* [What you should do] Repeat the records below exactly, leaving out any pictures.

— START OF Supplied material —

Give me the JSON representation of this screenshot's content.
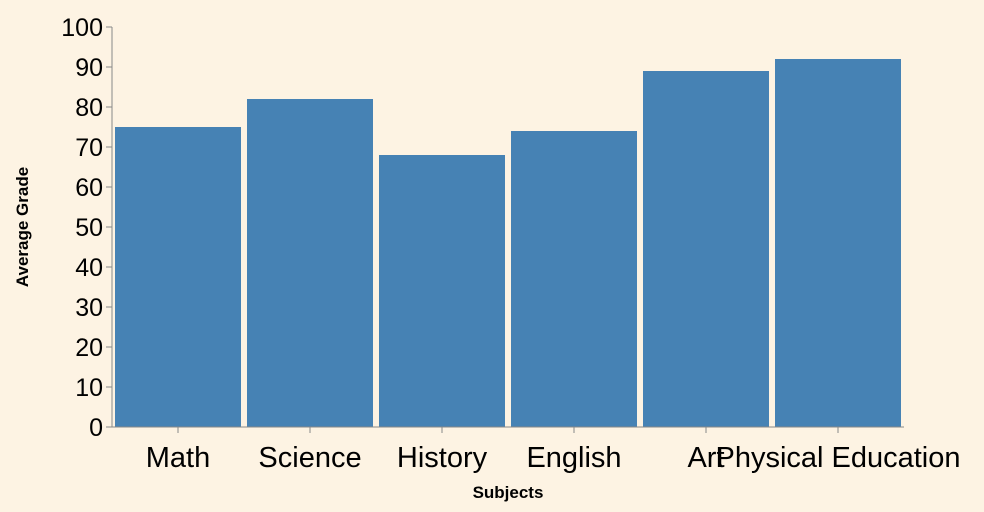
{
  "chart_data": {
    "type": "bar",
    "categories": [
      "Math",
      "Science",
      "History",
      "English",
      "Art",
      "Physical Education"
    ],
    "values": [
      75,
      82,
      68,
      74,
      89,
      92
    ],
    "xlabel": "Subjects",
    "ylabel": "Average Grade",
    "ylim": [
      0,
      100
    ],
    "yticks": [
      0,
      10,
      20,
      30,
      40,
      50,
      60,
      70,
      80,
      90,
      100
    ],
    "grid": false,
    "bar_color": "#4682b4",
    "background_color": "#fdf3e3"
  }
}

— END OF Supplied material —

* [Completed exercise]
Give me the JSON representation of this screenshot's content.
{
  "chart_data": {
    "type": "bar",
    "categories": [
      "Math",
      "Science",
      "History",
      "English",
      "Art",
      "Physical Education"
    ],
    "values": [
      75,
      82,
      68,
      74,
      89,
      92
    ],
    "xlabel": "Subjects",
    "ylabel": "Average Grade",
    "ylim": [
      0,
      100
    ],
    "yticks": [
      0,
      10,
      20,
      30,
      40,
      50,
      60,
      70,
      80,
      90,
      100
    ],
    "grid": false,
    "bar_color": "#4682b4",
    "background_color": "#fdf3e3"
  }
}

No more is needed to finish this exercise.